● **Stored records**:
┌────────
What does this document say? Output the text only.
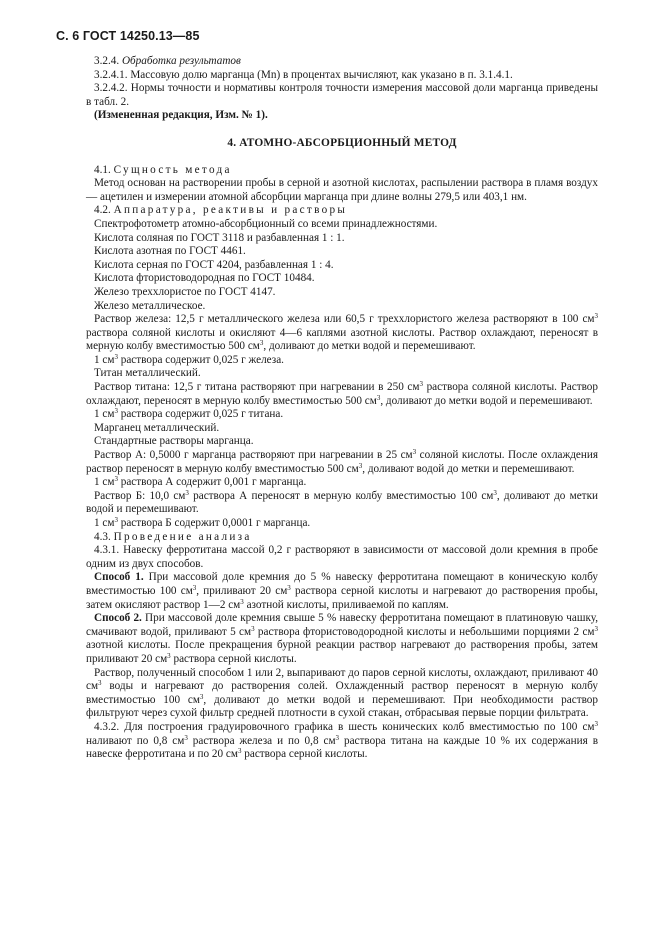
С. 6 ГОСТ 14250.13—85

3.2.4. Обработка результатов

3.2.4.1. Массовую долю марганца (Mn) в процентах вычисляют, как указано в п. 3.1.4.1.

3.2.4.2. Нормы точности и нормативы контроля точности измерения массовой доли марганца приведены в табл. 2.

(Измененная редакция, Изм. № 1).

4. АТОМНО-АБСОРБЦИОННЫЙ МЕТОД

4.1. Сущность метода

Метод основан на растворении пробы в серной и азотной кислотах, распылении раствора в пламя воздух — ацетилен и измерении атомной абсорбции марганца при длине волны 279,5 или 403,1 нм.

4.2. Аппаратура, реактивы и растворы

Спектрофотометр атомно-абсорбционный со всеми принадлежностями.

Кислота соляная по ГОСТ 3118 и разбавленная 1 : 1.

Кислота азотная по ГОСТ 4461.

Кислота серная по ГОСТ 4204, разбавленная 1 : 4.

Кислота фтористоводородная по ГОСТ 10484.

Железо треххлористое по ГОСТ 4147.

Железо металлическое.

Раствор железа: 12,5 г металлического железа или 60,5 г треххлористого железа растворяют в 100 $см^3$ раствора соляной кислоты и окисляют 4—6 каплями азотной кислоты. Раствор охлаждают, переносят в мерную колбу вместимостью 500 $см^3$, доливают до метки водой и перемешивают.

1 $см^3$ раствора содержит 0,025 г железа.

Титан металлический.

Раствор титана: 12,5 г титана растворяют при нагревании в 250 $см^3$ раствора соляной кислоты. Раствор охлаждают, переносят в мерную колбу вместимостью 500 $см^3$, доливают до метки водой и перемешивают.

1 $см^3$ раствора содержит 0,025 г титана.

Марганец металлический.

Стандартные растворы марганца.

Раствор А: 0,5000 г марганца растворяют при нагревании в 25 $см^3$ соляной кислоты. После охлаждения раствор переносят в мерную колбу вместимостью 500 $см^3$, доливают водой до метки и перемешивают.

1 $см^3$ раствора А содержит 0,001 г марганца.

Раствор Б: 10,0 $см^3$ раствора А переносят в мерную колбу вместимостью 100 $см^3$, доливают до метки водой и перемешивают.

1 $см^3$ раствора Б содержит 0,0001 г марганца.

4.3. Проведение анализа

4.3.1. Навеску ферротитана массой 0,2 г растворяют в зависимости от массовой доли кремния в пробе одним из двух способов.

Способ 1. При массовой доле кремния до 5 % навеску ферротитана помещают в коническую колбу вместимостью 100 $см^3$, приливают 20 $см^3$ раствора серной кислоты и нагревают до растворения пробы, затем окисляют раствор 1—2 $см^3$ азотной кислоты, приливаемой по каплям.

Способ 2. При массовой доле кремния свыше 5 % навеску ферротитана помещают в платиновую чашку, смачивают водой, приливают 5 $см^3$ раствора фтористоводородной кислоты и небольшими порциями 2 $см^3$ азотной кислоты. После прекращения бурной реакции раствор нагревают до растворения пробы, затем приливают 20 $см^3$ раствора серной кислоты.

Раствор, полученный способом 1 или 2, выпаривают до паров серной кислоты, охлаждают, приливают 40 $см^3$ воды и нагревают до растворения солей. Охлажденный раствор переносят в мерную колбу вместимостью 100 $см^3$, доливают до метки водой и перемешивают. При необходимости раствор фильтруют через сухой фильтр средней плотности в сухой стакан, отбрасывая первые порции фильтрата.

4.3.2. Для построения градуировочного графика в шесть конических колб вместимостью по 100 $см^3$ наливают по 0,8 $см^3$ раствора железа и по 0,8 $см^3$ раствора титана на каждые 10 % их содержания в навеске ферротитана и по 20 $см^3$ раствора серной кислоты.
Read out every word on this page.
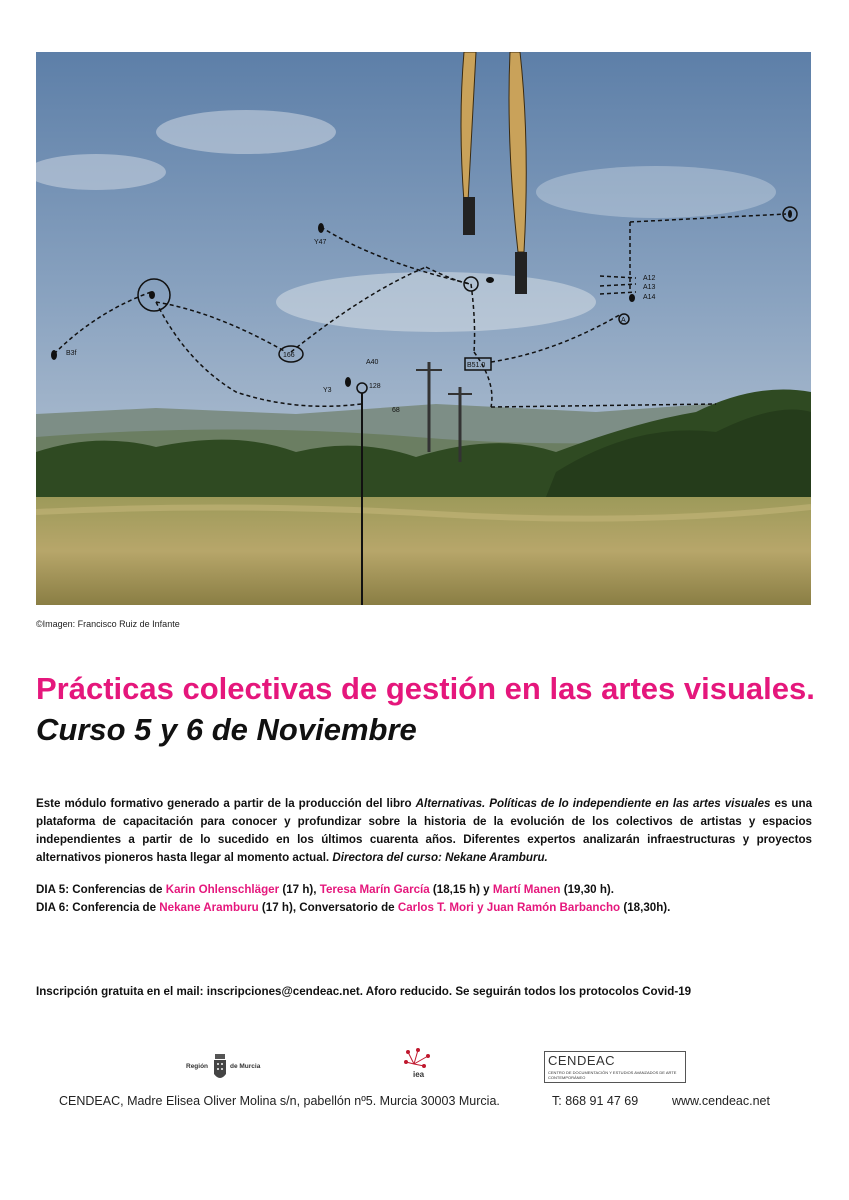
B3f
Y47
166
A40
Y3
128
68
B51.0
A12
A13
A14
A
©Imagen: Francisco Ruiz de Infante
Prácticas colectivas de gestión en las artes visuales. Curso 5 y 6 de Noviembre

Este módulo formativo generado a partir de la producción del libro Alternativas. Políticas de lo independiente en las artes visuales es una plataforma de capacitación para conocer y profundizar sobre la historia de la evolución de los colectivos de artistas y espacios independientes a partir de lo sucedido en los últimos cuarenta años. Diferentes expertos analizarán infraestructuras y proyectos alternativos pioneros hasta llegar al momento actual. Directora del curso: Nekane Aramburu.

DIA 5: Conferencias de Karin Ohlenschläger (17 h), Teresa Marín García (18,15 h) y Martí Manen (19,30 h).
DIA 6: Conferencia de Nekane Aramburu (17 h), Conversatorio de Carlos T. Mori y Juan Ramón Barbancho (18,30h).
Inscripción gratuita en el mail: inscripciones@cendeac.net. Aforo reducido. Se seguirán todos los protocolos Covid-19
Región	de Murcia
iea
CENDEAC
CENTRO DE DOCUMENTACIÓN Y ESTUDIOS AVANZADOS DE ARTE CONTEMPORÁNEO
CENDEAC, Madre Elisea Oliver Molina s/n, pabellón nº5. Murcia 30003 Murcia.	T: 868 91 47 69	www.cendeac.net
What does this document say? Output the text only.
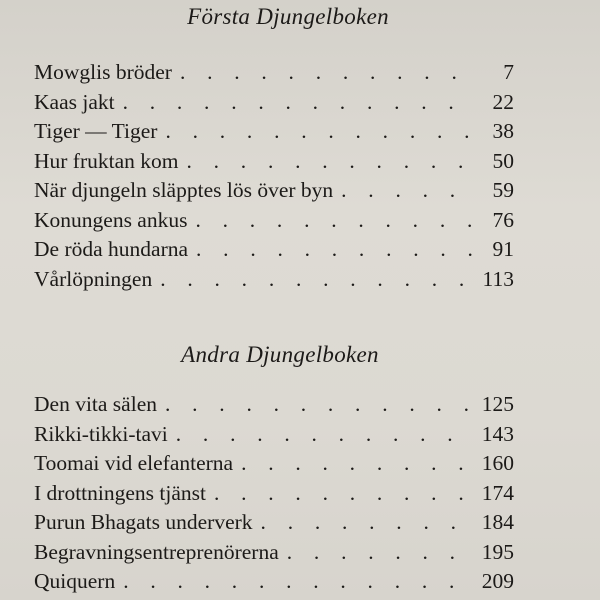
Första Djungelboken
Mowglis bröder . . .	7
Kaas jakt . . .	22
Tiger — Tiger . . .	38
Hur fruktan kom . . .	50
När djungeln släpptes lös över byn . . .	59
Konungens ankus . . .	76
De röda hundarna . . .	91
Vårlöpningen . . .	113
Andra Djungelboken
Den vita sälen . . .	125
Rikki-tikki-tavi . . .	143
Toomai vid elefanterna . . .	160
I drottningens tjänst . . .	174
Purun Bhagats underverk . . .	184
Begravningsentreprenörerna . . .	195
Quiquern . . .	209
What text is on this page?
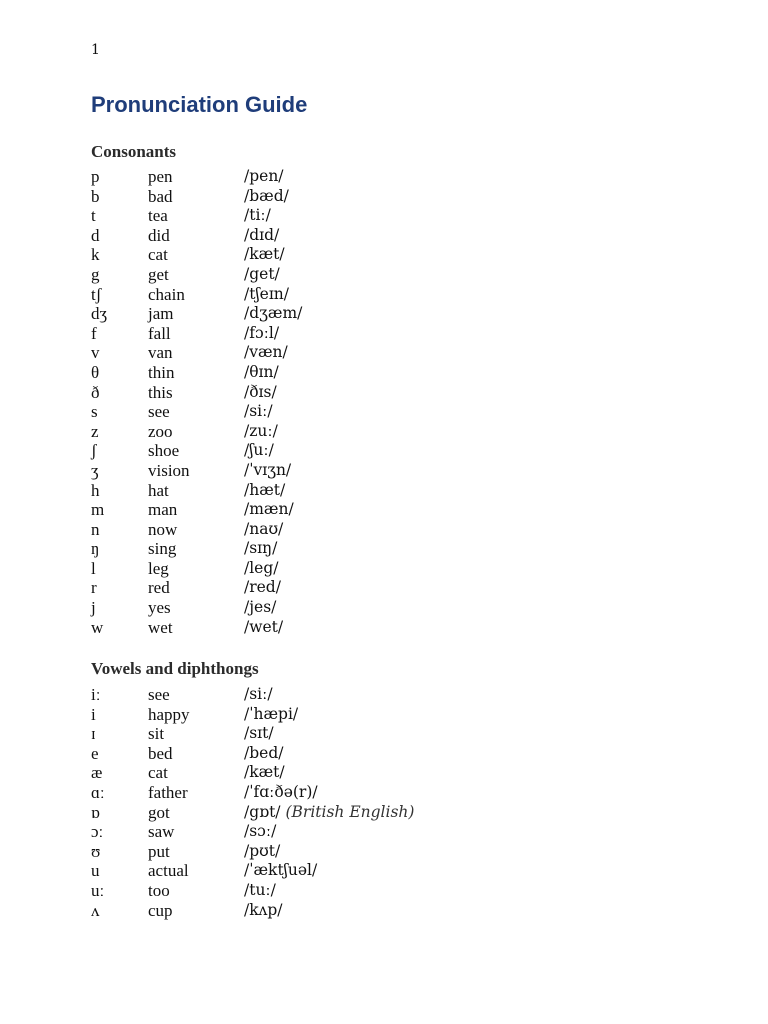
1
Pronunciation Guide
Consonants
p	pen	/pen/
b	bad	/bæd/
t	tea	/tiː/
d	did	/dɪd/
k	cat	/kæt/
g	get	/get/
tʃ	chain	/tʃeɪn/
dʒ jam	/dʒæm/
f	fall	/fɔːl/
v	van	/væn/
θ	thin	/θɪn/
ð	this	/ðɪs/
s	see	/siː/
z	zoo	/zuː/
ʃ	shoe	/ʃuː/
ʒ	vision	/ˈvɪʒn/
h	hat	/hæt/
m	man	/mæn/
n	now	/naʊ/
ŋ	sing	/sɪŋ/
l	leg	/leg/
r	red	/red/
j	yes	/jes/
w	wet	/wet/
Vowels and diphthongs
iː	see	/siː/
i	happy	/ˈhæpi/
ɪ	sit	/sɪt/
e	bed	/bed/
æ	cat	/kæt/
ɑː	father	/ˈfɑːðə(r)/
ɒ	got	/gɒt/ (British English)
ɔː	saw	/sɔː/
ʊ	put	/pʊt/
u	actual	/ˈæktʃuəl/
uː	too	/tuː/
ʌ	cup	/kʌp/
└────────
● **Your task**: Go through the records and show every line with the string "ГОСТ" in it.

● **Reply**:
С. 6 ГОСТ 14250.13—85
Кислота соляная по ГОСТ 3118 и разбавленная 1 : 1.
Кислота азотная по ГОСТ 4461.
Кислота серная по ГОСТ 4204, разбавленная 1 : 4.
Кислота фтористоводородная по ГОСТ 10484.
Железо треххлористое по ГОСТ 4147.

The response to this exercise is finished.